= PROVIDED INFORMATION =
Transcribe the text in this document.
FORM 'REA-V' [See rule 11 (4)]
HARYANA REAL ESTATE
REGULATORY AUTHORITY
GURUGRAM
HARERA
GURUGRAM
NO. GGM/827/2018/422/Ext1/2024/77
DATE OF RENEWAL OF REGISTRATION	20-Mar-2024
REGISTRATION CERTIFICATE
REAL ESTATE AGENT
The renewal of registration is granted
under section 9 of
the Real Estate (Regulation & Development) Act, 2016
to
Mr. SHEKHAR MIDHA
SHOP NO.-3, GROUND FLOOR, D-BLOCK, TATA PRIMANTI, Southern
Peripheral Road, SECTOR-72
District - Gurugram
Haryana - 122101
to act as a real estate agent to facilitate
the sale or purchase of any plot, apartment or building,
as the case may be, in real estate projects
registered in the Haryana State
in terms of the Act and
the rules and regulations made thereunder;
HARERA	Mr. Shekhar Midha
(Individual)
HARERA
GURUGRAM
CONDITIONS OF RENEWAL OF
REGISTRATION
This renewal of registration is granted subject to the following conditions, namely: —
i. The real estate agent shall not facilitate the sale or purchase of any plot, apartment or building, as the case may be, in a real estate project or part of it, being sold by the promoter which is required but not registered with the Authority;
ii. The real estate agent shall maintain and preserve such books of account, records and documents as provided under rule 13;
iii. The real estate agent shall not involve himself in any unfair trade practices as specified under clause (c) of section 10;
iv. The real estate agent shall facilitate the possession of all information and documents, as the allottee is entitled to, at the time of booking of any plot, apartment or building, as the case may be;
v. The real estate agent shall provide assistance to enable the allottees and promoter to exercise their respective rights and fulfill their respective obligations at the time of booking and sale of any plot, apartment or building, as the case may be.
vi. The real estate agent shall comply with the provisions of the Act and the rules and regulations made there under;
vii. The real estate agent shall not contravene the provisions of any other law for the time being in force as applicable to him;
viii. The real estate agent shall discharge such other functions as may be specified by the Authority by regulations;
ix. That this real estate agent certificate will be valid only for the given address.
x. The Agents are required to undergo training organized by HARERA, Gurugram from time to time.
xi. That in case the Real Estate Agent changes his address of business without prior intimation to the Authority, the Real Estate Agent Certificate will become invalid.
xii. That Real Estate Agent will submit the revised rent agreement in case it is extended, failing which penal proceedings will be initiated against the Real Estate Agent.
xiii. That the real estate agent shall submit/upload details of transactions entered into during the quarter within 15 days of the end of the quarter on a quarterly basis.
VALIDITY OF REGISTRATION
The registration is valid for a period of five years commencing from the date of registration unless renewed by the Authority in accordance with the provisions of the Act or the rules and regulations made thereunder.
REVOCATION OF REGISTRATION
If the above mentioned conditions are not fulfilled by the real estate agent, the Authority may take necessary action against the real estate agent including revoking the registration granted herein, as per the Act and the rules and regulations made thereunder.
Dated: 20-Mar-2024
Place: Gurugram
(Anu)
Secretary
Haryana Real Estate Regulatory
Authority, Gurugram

= GOAL =
Reproduce the data in full, exactly as presented.

= EXERCISE ANSWER =
Transcribe the text in this document.
FORM 'REA-V' [See rule 11 (4)]
HARYANA REAL ESTATE
REGULATORY AUTHORITY
GURUGRAM
HARERA
GURUGRAM
NO. GGM/827/2018/422/Ext1/2024/77
DATE OF RENEWAL OF REGISTRATION	20-Mar-2024
REGISTRATION CERTIFICATE
REAL ESTATE AGENT
The renewal of registration is granted
under section 9 of
the Real Estate (Regulation & Development) Act, 2016
to
Mr. SHEKHAR MIDHA
SHOP NO.-3, GROUND FLOOR, D-BLOCK, TATA PRIMANTI, Southern
Peripheral Road, SECTOR-72
District - Gurugram
Haryana - 122101
to act as a real estate agent to facilitate
the sale or purchase of any plot, apartment or building,
as the case may be, in real estate projects
registered in the Haryana State
in terms of the Act and
the rules and regulations made thereunder;
HARERA	Mr. Shekhar Midha
(Individual)
HARERA
GURUGRAM
CONDITIONS OF RENEWAL OF
REGISTRATION
This renewal of registration is granted subject to the following conditions, namely: —
i. The real estate agent shall not facilitate the sale or purchase of any plot, apartment or building, as the case may be, in a real estate project or part of it, being sold by the promoter which is required but not registered with the Authority;
ii. The real estate agent shall maintain and preserve such books of account, records and documents as provided under rule 13;
iii. The real estate agent shall not involve himself in any unfair trade practices as specified under clause (c) of section 10;
iv. The real estate agent shall facilitate the possession of all information and documents, as the allottee is entitled to, at the time of booking of any plot, apartment or building, as the case may be;
v. The real estate agent shall provide assistance to enable the allottees and promoter to exercise their respective rights and fulfill their respective obligations at the time of booking and sale of any plot, apartment or building, as the case may be.
vi. The real estate agent shall comply with the provisions of the Act and the rules and regulations made there under;
vii. The real estate agent shall not contravene the provisions of any other law for the time being in force as applicable to him;
viii. The real estate agent shall discharge such other functions as may be specified by the Authority by regulations;
ix. That this real estate agent certificate will be valid only for the given address.
x. The Agents are required to undergo training organized by HARERA, Gurugram from time to time.
xi. That in case the Real Estate Agent changes his address of business without prior intimation to the Authority, the Real Estate Agent Certificate will become invalid.
xii. That Real Estate Agent will submit the revised rent agreement in case it is extended, failing which penal proceedings will be initiated against the Real Estate Agent.
xiii. That the real estate agent shall submit/upload details of transactions entered into during the quarter within 15 days of the end of the quarter on a quarterly basis.
VALIDITY OF REGISTRATION
The registration is valid for a period of five years commencing from the date of registration unless renewed by the Authority in accordance with the provisions of the Act or the rules and regulations made thereunder.
REVOCATION OF REGISTRATION
If the above mentioned conditions are not fulfilled by the real estate agent, the Authority may take necessary action against the real estate agent including revoking the registration granted herein, as per the Act and the rules and regulations made thereunder.
Dated: 20-Mar-2024
Place: Gurugram
(Anu)
Secretary
Haryana Real Estate Regulatory
Authority, Gurugram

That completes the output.